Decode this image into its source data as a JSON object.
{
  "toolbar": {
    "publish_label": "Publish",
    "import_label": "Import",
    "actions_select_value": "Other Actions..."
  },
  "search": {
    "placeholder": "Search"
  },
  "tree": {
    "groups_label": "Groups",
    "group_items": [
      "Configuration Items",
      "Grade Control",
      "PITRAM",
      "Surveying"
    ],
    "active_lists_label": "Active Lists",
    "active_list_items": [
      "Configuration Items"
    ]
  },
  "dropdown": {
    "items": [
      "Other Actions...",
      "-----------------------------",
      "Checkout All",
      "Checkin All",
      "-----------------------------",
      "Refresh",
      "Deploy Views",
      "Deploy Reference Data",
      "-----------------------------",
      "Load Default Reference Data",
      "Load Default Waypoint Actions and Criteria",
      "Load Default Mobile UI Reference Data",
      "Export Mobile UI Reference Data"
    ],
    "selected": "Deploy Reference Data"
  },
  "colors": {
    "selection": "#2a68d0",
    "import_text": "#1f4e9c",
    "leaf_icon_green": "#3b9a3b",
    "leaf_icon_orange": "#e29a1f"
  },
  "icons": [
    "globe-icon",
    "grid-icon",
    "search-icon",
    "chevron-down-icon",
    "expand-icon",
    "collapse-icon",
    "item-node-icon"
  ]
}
· · · ·
Recite the full listing above exactly.

> Solution for this task:
Decode this image into its source data as a JSON object.
{
  "toolbar": {
    "publish_label": "Publish",
    "import_label": "Import",
    "actions_select_value": "Other Actions..."
  },
  "search": {
    "placeholder": "Search"
  },
  "tree": {
    "groups_label": "Groups",
    "group_items": [
      "Configuration Items",
      "Grade Control",
      "PITRAM",
      "Surveying"
    ],
    "active_lists_label": "Active Lists",
    "active_list_items": [
      "Configuration Items"
    ]
  },
  "dropdown": {
    "items": [
      "Other Actions...",
      "-----------------------------",
      "Checkout All",
      "Checkin All",
      "-----------------------------",
      "Refresh",
      "Deploy Views",
      "Deploy Reference Data",
      "-----------------------------",
      "Load Default Reference Data",
      "Load Default Waypoint Actions and Criteria",
      "Load Default Mobile UI Reference Data",
      "Export Mobile UI Reference Data"
    ],
    "selected": "Deploy Reference Data"
  },
  "colors": {
    "selection": "#2a68d0",
    "import_text": "#1f4e9c",
    "leaf_icon_green": "#3b9a3b",
    "leaf_icon_orange": "#e29a1f"
  },
  "icons": [
    "globe-icon",
    "grid-icon",
    "search-icon",
    "chevron-down-icon",
    "expand-icon",
    "collapse-icon",
    "item-node-icon"
  ]
}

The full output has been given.